Show every line that has the string "text" in it.
● ● ● ●
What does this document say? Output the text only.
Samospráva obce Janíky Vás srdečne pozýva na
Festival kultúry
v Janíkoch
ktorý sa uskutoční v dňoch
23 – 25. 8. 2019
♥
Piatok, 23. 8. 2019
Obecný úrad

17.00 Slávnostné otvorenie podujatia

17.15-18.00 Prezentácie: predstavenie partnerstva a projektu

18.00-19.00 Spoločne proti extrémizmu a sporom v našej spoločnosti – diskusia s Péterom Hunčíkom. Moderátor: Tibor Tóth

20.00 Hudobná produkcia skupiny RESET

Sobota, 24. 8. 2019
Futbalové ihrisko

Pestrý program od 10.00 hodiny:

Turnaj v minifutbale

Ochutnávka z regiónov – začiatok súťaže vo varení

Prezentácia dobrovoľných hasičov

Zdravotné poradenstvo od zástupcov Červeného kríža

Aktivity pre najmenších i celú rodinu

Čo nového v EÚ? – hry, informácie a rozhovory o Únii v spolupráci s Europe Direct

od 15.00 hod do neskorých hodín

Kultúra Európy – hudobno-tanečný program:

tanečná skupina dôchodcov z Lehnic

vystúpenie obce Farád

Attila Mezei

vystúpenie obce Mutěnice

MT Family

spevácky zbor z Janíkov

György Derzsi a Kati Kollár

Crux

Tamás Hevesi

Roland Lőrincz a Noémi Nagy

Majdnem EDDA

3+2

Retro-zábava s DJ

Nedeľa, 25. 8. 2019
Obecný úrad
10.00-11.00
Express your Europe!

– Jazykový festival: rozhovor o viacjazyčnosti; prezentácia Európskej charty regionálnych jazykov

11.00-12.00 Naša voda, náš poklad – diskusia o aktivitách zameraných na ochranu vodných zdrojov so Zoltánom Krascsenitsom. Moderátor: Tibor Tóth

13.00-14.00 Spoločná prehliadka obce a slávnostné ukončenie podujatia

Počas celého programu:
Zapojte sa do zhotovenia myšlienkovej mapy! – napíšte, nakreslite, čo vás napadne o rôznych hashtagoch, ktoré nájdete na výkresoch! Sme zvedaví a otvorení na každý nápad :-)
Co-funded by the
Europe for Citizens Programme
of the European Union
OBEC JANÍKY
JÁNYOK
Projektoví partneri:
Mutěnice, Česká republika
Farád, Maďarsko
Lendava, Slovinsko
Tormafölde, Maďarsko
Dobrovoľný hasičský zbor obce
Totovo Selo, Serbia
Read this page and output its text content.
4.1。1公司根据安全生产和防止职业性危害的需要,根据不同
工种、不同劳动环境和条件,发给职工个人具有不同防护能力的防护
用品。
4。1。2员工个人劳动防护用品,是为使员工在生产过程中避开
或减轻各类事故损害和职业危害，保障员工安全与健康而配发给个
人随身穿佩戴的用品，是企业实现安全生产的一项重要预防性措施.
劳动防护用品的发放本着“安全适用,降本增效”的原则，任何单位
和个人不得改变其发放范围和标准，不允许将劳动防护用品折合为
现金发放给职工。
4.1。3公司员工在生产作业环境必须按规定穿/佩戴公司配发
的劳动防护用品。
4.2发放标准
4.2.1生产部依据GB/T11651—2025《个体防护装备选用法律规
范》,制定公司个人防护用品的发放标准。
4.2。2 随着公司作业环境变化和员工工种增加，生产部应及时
● ● ● ●
Answer to the exercise |
What does this document say? Output the text only.
Read this page and output its text content.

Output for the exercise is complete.